Dataset excerpts:
########################################
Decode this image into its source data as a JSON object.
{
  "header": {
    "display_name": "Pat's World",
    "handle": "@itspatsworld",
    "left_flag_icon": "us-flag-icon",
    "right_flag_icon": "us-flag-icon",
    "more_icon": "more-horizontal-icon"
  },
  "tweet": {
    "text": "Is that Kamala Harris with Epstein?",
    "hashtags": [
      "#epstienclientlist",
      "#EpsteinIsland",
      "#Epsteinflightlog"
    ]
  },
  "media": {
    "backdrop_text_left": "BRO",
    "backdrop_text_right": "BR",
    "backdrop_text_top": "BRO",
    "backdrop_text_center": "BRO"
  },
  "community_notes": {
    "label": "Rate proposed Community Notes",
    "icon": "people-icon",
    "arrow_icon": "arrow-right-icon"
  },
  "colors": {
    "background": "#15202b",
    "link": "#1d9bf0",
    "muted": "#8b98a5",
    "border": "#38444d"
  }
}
########################################
▶ INSTRUCTION
Print back all the lines verbatim.

▶ SOLVED PROBLEM
Decode this image into its source data as a JSON object.
{
  "header": {
    "display_name": "Pat's World",
    "handle": "@itspatsworld",
    "left_flag_icon": "us-flag-icon",
    "right_flag_icon": "us-flag-icon",
    "more_icon": "more-horizontal-icon"
  },
  "tweet": {
    "text": "Is that Kamala Harris with Epstein?",
    "hashtags": [
      "#epstienclientlist",
      "#EpsteinIsland",
      "#Epsteinflightlog"
    ]
  },
  "media": {
    "backdrop_text_left": "BRO",
    "backdrop_text_right": "BR",
    "backdrop_text_top": "BRO",
    "backdrop_text_center": "BRO"
  },
  "community_notes": {
    "label": "Rate proposed Community Notes",
    "icon": "people-icon",
    "arrow_icon": "arrow-right-icon"
  },
  "colors": {
    "background": "#15202b",
    "link": "#1d9bf0",
    "muted": "#8b98a5",
    "border": "#38444d"
  }
}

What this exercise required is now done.